Your task is to count the lines of the entries below that include the word "comments" and to give only the resulting number.

* BEGIN The records *

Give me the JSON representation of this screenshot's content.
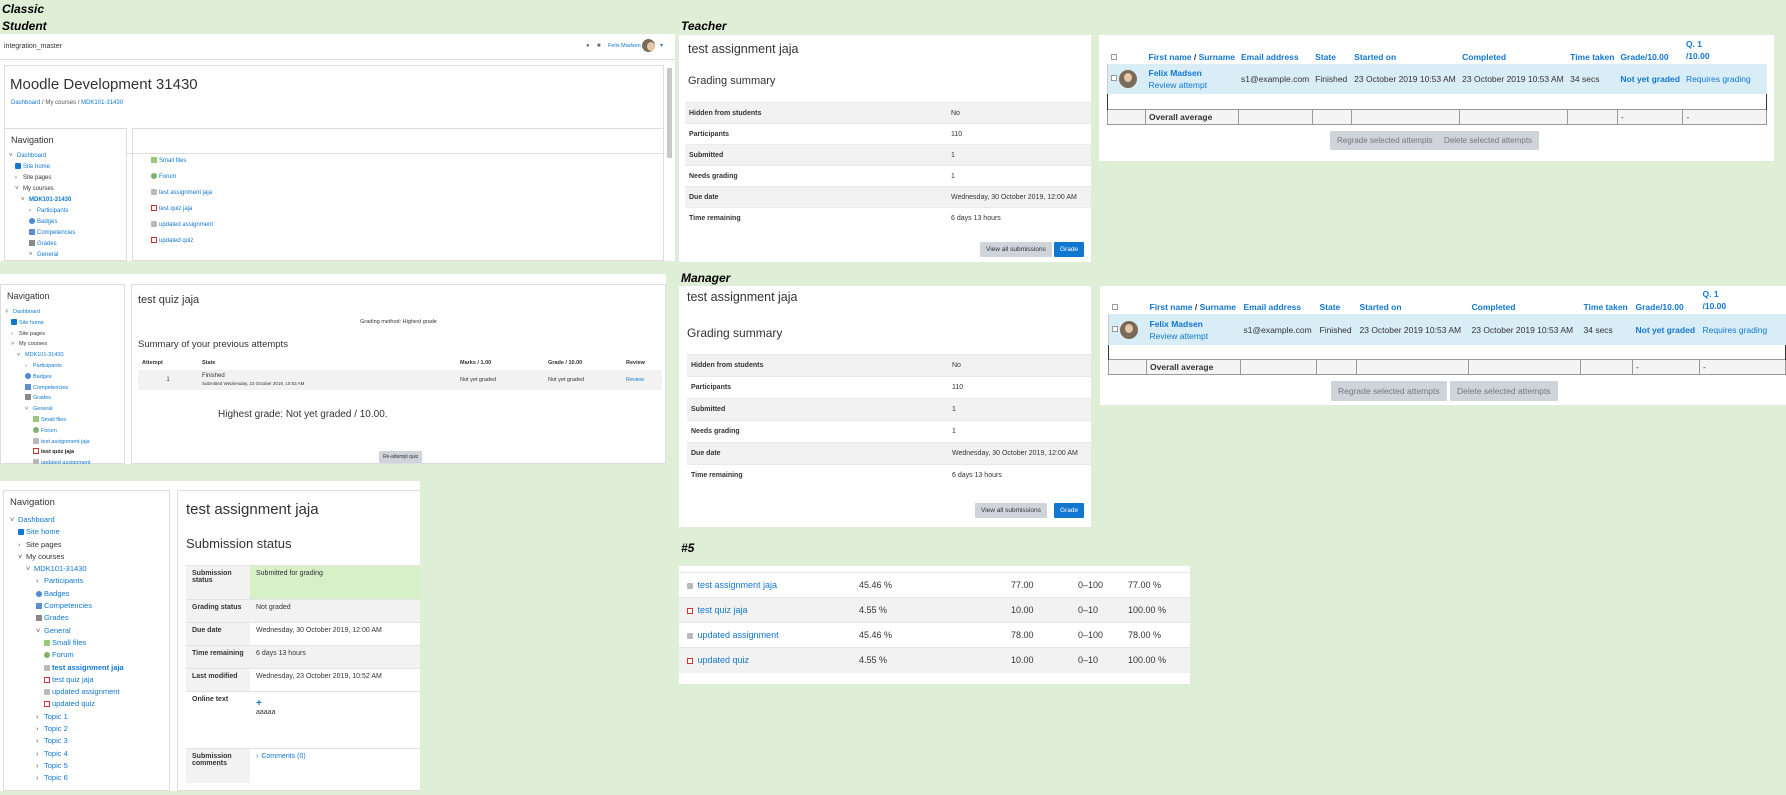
{
  "labels": {
    "classic": "Classic",
    "student": "Student",
    "teacher": "Teacher",
    "manager": "Manager",
    "five": "#5"
  },
  "header": {
    "site": "integration_master",
    "user": "Felix Madsen",
    "course_title": "Moodle Development 31430",
    "breadcrumb": [
      "Dashboard",
      "My courses",
      "MDK101-31430"
    ]
  },
  "nav": {
    "title": "Navigation",
    "dashboard": "Dashboard",
    "site_home": "Site home",
    "site_pages": "Site pages",
    "my_courses": "My courses",
    "course": "MDK101-31430",
    "participants": "Participants",
    "badges": "Badges",
    "competencies": "Competencies",
    "grades": "Grades",
    "general": "General",
    "small_files": "Small files",
    "forum": "Forum",
    "assignment": "test assignment jaja",
    "quiz": "test quiz jaja",
    "updated_assignment": "updated assignment",
    "updated_quiz": "updated quiz",
    "topics": [
      "Topic 1",
      "Topic 2",
      "Topic 3",
      "Topic 4",
      "Topic 5",
      "Topic 6"
    ]
  },
  "activities": [
    "Small files",
    "Forum",
    "test assignment jaja",
    "test quiz jaja",
    "updated assignment",
    "updated quiz"
  ],
  "quiz": {
    "title": "test quiz jaja",
    "grading_method": "Grading method: Highest grade",
    "summary_heading": "Summary of your previous attempts",
    "cols": [
      "Attempt",
      "State",
      "Marks / 1.00",
      "Grade / 10.00",
      "Review"
    ],
    "attempt": "1",
    "state": "Finished",
    "submitted": "Submitted Wednesday, 23 October 2019, 10:53 AM",
    "marks": "Not yet graded",
    "grade": "Not yet graded",
    "review": "Review",
    "highest": "Highest grade: Not yet graded / 10.00.",
    "reattempt": "Re-attempt quiz"
  },
  "submission": {
    "title": "test assignment jaja",
    "heading": "Submission status",
    "rows": [
      {
        "k": "Submission status",
        "v": "Submitted for grading"
      },
      {
        "k": "Grading status",
        "v": "Not graded"
      },
      {
        "k": "Due date",
        "v": "Wednesday, 30 October 2019, 12:00 AM"
      },
      {
        "k": "Time remaining",
        "v": "6 days 13 hours"
      },
      {
        "k": "Last modified",
        "v": "Wednesday, 23 October 2019, 10:52 AM"
      }
    ],
    "online_text_label": "Online text",
    "online_text": "aaaaa",
    "plus": "+",
    "comments_label": "Submission comments",
    "comments": "Comments (0)"
  },
  "grading": {
    "title": "test assignment jaja",
    "heading": "Grading summary",
    "rows": [
      {
        "k": "Hidden from students",
        "v": "No"
      },
      {
        "k": "Participants",
        "v": "110"
      },
      {
        "k": "Submitted",
        "v": "1"
      },
      {
        "k": "Needs grading",
        "v": "1"
      },
      {
        "k": "Due date",
        "v": "Wednesday, 30 October 2019, 12:00 AM"
      },
      {
        "k": "Time remaining",
        "v": "6 days 13 hours"
      }
    ],
    "view_all": "View all submissions",
    "grade": "Grade"
  },
  "attempts": {
    "first_name": "First name",
    "slash": "/",
    "surname": "Surname",
    "email": "Email address",
    "state": "State",
    "started": "Started on",
    "completed": "Completed",
    "time": "Time taken",
    "grade": "Grade/10.00",
    "q1a": "Q. 1",
    "q1b": "/10.00",
    "row": {
      "name": "Felix Madsen",
      "review": "Review attempt",
      "email": "s1@example.com",
      "state": "Finished",
      "started": "23 October 2019 10:53 AM",
      "completed": "23 October 2019 10:53 AM",
      "time": "34 secs",
      "grade": "Not yet graded",
      "q1": "Requires grading"
    },
    "overall": "Overall average",
    "dash": "-",
    "regrade": "Regrade selected attempts",
    "delete": "Delete selected attempts"
  },
  "grades5": [
    {
      "name": "test assignment jaja",
      "icon": "asg",
      "w": "45.46 %",
      "g": "77.00",
      "r": "0–100",
      "p": "77.00 %"
    },
    {
      "name": "test quiz jaja",
      "icon": "quiz",
      "w": "4.55 %",
      "g": "10.00",
      "r": "0–10",
      "p": "100.00 %"
    },
    {
      "name": "updated assignment",
      "icon": "asg",
      "w": "45.46 %",
      "g": "78.00",
      "r": "0–100",
      "p": "78.00 %"
    },
    {
      "name": "updated quiz",
      "icon": "quiz",
      "w": "4.55 %",
      "g": "10.00",
      "r": "0–10",
      "p": "100.00 %"
    }
  ]
}
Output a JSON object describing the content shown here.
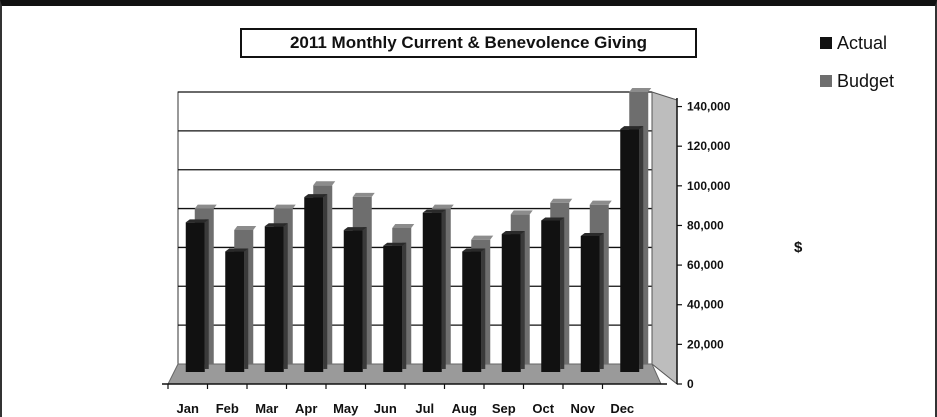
{
  "colors": {
    "actual": "#111111",
    "budget": "#6e6e6e",
    "floor": "#9a9a9a",
    "grid": "#111111"
  },
  "chart_data": {
    "type": "bar",
    "title": "2011 Monthly Current & Benevolence Giving",
    "xlabel": "",
    "ylabel": "$",
    "ylim": [
      0,
      140000
    ],
    "yticks": [
      0,
      20000,
      40000,
      60000,
      80000,
      100000,
      120000,
      140000
    ],
    "ytick_labels": [
      "0",
      "20,000",
      "40,000",
      "60,000",
      "80,000",
      "100,000",
      "120,000",
      "140,000"
    ],
    "categories": [
      "Jan",
      "Feb",
      "Mar",
      "Apr",
      "May",
      "Jun",
      "Jul",
      "Aug",
      "Sep",
      "Oct",
      "Nov",
      "Dec"
    ],
    "series": [
      {
        "name": "Actual",
        "values": [
          77000,
          62000,
          75000,
          90000,
          73000,
          65000,
          82000,
          62000,
          71000,
          78000,
          70000,
          125000
        ]
      },
      {
        "name": "Budget",
        "values": [
          80000,
          69000,
          80000,
          92000,
          86000,
          70000,
          80000,
          64000,
          77000,
          83000,
          82000,
          140000
        ]
      }
    ],
    "legend_position": "top-right",
    "grid": true
  }
}
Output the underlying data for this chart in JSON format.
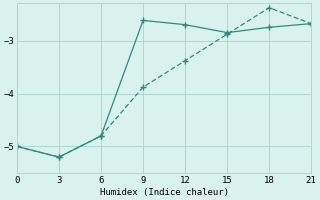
{
  "line1_x": [
    0,
    3,
    6,
    9,
    12,
    15,
    18,
    21
  ],
  "line1_y": [
    -5.0,
    -5.2,
    -4.8,
    -2.62,
    -2.7,
    -2.85,
    -2.75,
    -2.68
  ],
  "line2_x": [
    0,
    3,
    6,
    9,
    12,
    15,
    18,
    21
  ],
  "line2_y": [
    -5.0,
    -5.2,
    -4.8,
    -3.88,
    -3.38,
    -2.88,
    -2.38,
    -2.68
  ],
  "line_color": "#2d8b7b",
  "bg_color": "#daf2ee",
  "grid_color": "#aad8d0",
  "xlabel": "Humidex (Indice chaleur)",
  "xlim": [
    0,
    21
  ],
  "ylim": [
    -5.5,
    -2.3
  ],
  "xticks": [
    0,
    3,
    6,
    9,
    12,
    15,
    18,
    21
  ],
  "yticks": [
    -5,
    -4,
    -3
  ],
  "marker_size": 2.5
}
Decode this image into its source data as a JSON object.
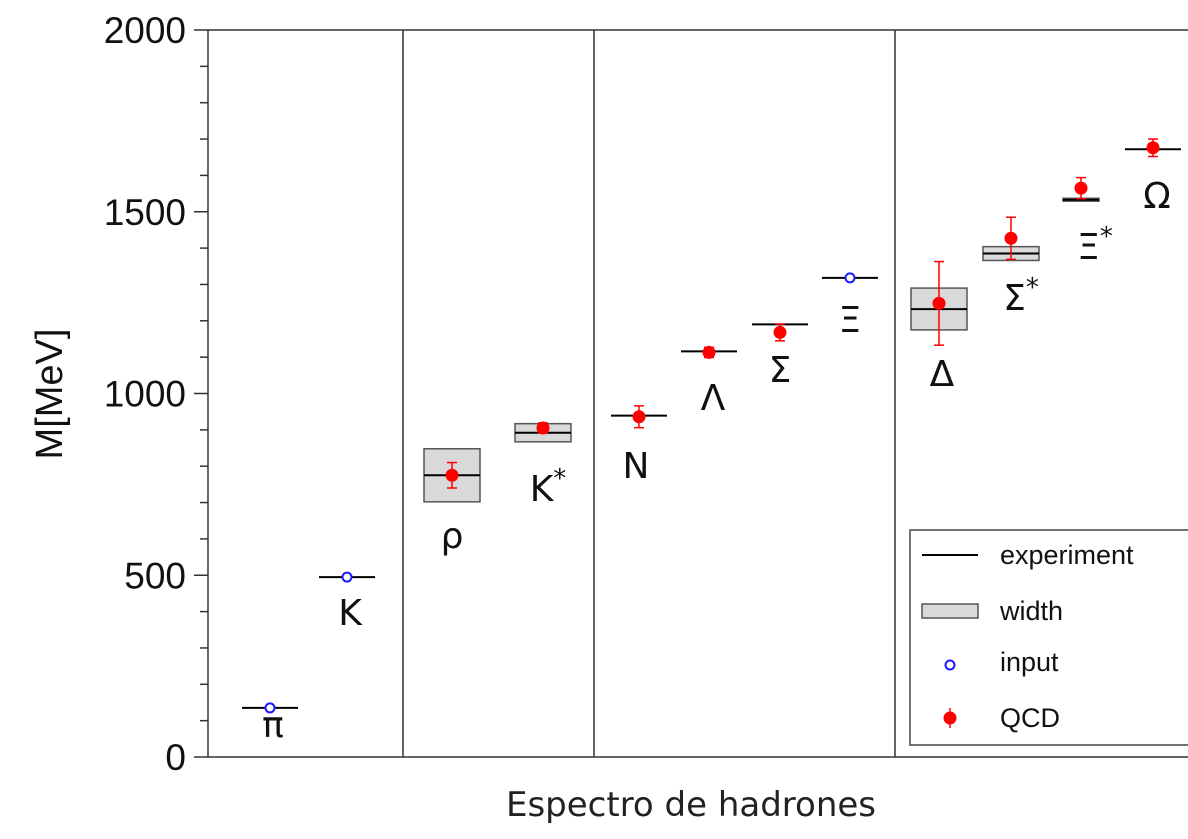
{
  "chart_data": {
    "type": "scatter",
    "title": "",
    "xlabel": "Espectro de hadrones",
    "ylabel": "M[MeV]",
    "ylim": [
      0,
      2000
    ],
    "yticks": [
      "0",
      "500",
      "1000",
      "1500",
      "2000"
    ],
    "grid": false,
    "legend_position": "bottom-right",
    "colors": {
      "input": "#1a1aff",
      "qcd": "#ff0000",
      "width_fill": "#d9d9d9",
      "line": "#000000"
    },
    "legend": [
      {
        "key": "experiment",
        "label": "experiment"
      },
      {
        "key": "width",
        "label": "width"
      },
      {
        "key": "input",
        "label": "input"
      },
      {
        "key": "qcd",
        "label": "QCD"
      }
    ],
    "groups": [
      {
        "particles": [
          "π",
          "K"
        ]
      },
      {
        "particles": [
          "ρ",
          "K*"
        ]
      },
      {
        "particles": [
          "N",
          "Λ",
          "Σ",
          "Ξ"
        ]
      },
      {
        "particles": [
          "Δ",
          "Σ*",
          "Ξ*",
          "Ω"
        ]
      }
    ],
    "particles": [
      {
        "label": "π",
        "experiment": 135,
        "input": 135
      },
      {
        "label": "K",
        "experiment": 495,
        "input": 495
      },
      {
        "label": "ρ",
        "experiment": 775,
        "width": [
          702,
          848
        ],
        "qcd": 775,
        "err": 35
      },
      {
        "label": "K*",
        "experiment": 892,
        "width": [
          867,
          917
        ],
        "qcd": 905,
        "err": 14
      },
      {
        "label": "N",
        "experiment": 939,
        "qcd": 936,
        "err": 30
      },
      {
        "label": "Λ",
        "experiment": 1116,
        "qcd": 1113,
        "err": 14
      },
      {
        "label": "Σ",
        "experiment": 1190,
        "qcd": 1168,
        "err": 23
      },
      {
        "label": "Ξ",
        "experiment": 1318,
        "input": 1318
      },
      {
        "label": "Δ",
        "experiment": 1232,
        "width": [
          1175,
          1290
        ],
        "qcd": 1248,
        "err": 115
      },
      {
        "label": "Σ*",
        "experiment": 1385,
        "width": [
          1366,
          1404
        ],
        "qcd": 1427,
        "err": 58
      },
      {
        "label": "Ξ*",
        "experiment": 1533,
        "width": [
          1529,
          1537
        ],
        "qcd": 1565,
        "err": 29
      },
      {
        "label": "Ω",
        "experiment": 1672,
        "qcd": 1676,
        "err": 24
      }
    ]
  }
}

* END The records *

• The result: 2